— Begin —
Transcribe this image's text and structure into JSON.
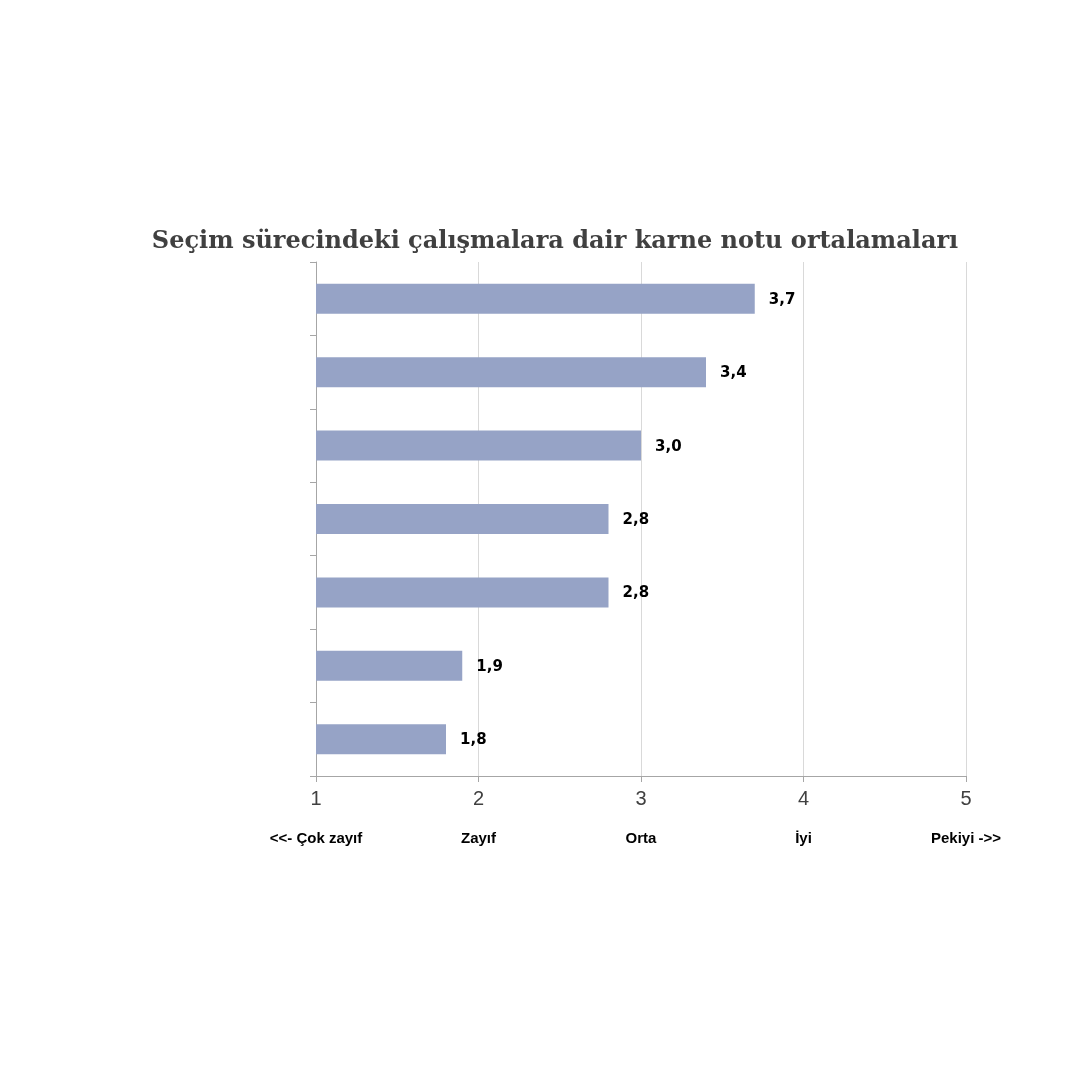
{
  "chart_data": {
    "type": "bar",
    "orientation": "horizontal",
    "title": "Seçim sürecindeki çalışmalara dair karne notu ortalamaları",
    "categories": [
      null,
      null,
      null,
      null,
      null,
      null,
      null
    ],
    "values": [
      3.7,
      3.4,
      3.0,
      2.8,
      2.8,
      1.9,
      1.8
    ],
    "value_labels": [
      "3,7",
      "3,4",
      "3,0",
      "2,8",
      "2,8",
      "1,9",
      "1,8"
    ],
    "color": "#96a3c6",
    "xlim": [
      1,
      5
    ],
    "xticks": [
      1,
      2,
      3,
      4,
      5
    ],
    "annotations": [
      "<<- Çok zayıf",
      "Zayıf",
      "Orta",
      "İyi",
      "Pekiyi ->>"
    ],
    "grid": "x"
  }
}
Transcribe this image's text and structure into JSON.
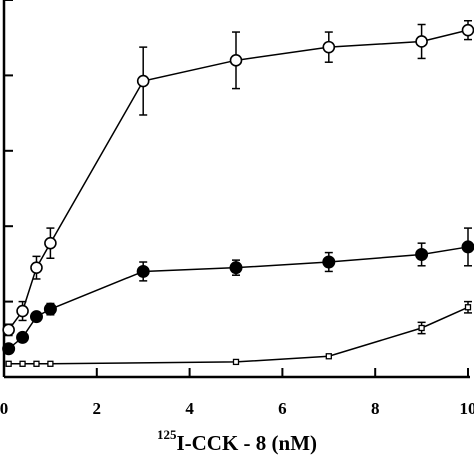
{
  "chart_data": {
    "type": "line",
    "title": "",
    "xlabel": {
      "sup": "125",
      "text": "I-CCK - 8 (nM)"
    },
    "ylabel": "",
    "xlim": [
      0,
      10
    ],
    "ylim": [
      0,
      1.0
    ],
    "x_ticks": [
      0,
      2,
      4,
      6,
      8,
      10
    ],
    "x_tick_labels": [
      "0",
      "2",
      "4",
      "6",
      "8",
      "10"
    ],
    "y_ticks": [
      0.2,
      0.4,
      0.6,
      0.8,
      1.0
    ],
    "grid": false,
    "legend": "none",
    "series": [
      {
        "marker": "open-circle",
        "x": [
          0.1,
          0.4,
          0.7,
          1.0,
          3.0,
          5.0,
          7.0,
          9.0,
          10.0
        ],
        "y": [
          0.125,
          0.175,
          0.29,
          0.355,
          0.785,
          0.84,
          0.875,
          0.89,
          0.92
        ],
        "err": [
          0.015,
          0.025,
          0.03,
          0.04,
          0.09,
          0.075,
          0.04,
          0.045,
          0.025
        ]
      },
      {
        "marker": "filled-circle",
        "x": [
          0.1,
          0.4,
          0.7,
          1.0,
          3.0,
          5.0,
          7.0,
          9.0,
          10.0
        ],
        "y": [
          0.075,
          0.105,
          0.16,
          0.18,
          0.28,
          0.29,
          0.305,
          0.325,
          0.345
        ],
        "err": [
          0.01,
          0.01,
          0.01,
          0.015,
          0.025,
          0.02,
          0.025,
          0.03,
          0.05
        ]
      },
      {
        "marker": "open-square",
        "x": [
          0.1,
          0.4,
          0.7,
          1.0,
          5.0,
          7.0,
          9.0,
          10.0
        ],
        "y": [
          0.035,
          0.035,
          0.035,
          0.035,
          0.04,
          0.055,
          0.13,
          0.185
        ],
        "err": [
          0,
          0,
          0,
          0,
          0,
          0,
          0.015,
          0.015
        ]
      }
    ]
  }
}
— End —
The entries above should be reproduced exactly, without their pictures.

Full response ::
Transcribe this image's text and structure into JSON.
{
  "chart_data": {
    "type": "bar",
    "orientation": "horizontal",
    "title": "Seçim sürecindeki çalışmalara dair karne notu ortalamaları",
    "categories": [
      null,
      null,
      null,
      null,
      null,
      null,
      null
    ],
    "values": [
      3.7,
      3.4,
      3.0,
      2.8,
      2.8,
      1.9,
      1.8
    ],
    "value_labels": [
      "3,7",
      "3,4",
      "3,0",
      "2,8",
      "2,8",
      "1,9",
      "1,8"
    ],
    "color": "#96a3c6",
    "xlim": [
      1,
      5
    ],
    "xticks": [
      1,
      2,
      3,
      4,
      5
    ],
    "annotations": [
      "<<- Çok zayıf",
      "Zayıf",
      "Orta",
      "İyi",
      "Pekiyi ->>"
    ],
    "grid": "x"
  }
}
Transcribe this image's text and structure into JSON.
{
  "chart_data": {
    "type": "line",
    "title": "",
    "xlabel": {
      "sup": "125",
      "text": "I-CCK - 8 (nM)"
    },
    "ylabel": "",
    "xlim": [
      0,
      10
    ],
    "ylim": [
      0,
      1.0
    ],
    "x_ticks": [
      0,
      2,
      4,
      6,
      8,
      10
    ],
    "x_tick_labels": [
      "0",
      "2",
      "4",
      "6",
      "8",
      "10"
    ],
    "y_ticks": [
      0.2,
      0.4,
      0.6,
      0.8,
      1.0
    ],
    "grid": false,
    "legend": "none",
    "series": [
      {
        "marker": "open-circle",
        "x": [
          0.1,
          0.4,
          0.7,
          1.0,
          3.0,
          5.0,
          7.0,
          9.0,
          10.0
        ],
        "y": [
          0.125,
          0.175,
          0.29,
          0.355,
          0.785,
          0.84,
          0.875,
          0.89,
          0.92
        ],
        "err": [
          0.015,
          0.025,
          0.03,
          0.04,
          0.09,
          0.075,
          0.04,
          0.045,
          0.025
        ]
      },
      {
        "marker": "filled-circle",
        "x": [
          0.1,
          0.4,
          0.7,
          1.0,
          3.0,
          5.0,
          7.0,
          9.0,
          10.0
        ],
        "y": [
          0.075,
          0.105,
          0.16,
          0.18,
          0.28,
          0.29,
          0.305,
          0.325,
          0.345
        ],
        "err": [
          0.01,
          0.01,
          0.01,
          0.015,
          0.025,
          0.02,
          0.025,
          0.03,
          0.05
        ]
      },
      {
        "marker": "open-square",
        "x": [
          0.1,
          0.4,
          0.7,
          1.0,
          5.0,
          7.0,
          9.0,
          10.0
        ],
        "y": [
          0.035,
          0.035,
          0.035,
          0.035,
          0.04,
          0.055,
          0.13,
          0.185
        ],
        "err": [
          0,
          0,
          0,
          0,
          0,
          0,
          0.015,
          0.015
        ]
      }
    ]
  }
}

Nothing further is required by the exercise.